== Task statement ==
Every line below that mentions the word "Fort" should be copied out.

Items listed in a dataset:

------------------------

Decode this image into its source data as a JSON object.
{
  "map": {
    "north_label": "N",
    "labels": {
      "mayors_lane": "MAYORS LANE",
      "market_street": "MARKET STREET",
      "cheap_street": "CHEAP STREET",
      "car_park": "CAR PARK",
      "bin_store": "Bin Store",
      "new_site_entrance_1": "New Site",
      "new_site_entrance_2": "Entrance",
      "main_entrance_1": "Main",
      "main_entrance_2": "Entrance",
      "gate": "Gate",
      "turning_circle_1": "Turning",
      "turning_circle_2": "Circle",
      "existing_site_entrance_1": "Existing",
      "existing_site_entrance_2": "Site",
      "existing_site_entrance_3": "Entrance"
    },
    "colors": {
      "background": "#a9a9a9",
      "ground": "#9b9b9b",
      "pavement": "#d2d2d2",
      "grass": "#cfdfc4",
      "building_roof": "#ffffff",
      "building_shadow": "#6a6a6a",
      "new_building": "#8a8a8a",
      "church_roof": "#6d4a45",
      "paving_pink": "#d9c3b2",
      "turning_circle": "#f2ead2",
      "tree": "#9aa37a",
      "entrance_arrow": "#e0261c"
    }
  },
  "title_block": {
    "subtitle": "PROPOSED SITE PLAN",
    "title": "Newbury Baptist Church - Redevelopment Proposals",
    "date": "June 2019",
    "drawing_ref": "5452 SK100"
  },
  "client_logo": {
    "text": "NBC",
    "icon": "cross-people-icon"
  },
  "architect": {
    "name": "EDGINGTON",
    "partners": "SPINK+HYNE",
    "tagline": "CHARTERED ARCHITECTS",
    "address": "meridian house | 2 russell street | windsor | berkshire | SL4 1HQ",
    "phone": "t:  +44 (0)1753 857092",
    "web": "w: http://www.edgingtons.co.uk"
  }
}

------------------------

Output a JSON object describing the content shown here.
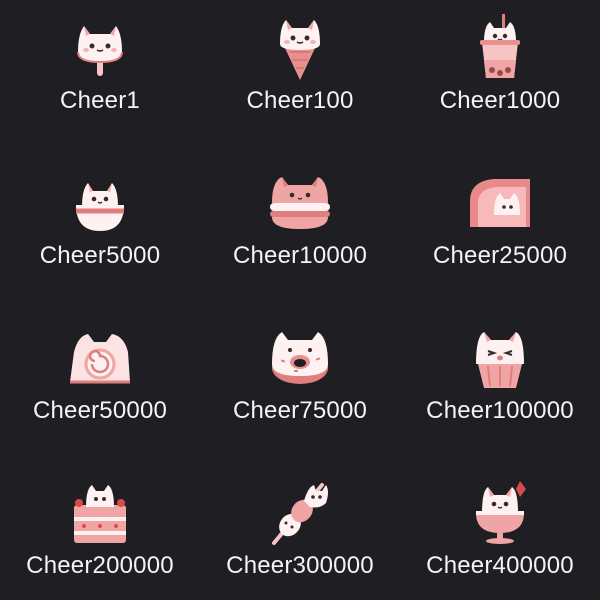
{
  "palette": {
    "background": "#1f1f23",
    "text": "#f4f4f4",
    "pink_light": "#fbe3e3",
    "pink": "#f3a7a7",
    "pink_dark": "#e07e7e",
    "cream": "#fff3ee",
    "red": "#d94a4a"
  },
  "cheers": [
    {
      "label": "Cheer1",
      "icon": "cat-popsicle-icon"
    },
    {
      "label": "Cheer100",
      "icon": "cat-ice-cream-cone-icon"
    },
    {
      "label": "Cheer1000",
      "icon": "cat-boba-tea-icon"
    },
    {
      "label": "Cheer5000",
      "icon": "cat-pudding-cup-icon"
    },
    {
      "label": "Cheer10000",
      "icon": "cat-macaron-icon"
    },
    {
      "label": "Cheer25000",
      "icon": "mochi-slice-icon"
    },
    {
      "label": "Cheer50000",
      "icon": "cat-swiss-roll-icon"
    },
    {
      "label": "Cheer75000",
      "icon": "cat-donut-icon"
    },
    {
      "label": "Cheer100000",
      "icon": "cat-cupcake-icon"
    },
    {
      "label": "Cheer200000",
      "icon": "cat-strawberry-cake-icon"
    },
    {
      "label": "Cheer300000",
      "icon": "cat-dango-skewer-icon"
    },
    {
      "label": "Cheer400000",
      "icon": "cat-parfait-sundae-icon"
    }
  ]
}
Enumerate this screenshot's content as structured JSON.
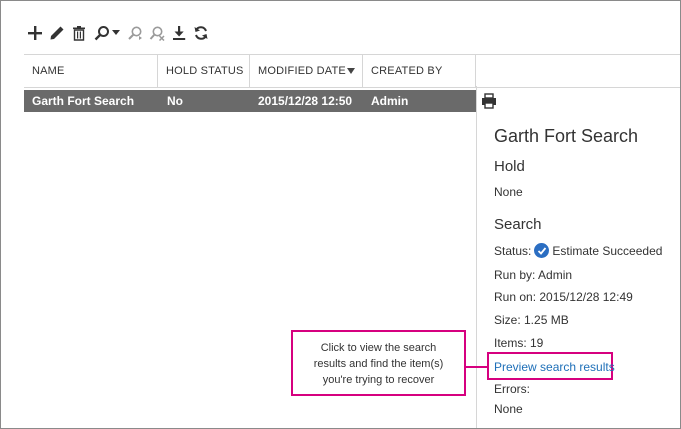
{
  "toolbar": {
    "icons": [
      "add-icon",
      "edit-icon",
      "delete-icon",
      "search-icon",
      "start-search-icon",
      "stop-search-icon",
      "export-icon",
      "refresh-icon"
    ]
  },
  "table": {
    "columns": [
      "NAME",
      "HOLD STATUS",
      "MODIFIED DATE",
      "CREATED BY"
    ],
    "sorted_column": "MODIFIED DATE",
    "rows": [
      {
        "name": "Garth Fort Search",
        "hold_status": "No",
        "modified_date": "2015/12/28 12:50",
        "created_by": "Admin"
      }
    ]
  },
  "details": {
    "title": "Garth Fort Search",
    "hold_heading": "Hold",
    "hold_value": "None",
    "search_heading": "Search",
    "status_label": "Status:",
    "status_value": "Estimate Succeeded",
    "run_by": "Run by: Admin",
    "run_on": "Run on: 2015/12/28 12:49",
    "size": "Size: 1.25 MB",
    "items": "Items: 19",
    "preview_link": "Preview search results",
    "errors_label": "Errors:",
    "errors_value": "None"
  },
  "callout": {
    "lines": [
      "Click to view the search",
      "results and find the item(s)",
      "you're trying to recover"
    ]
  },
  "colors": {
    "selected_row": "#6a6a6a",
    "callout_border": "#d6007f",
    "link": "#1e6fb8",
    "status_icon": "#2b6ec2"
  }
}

------------------------

== The result ==
        "name": "Garth Fort Search",
    "title": "Garth Fort Search",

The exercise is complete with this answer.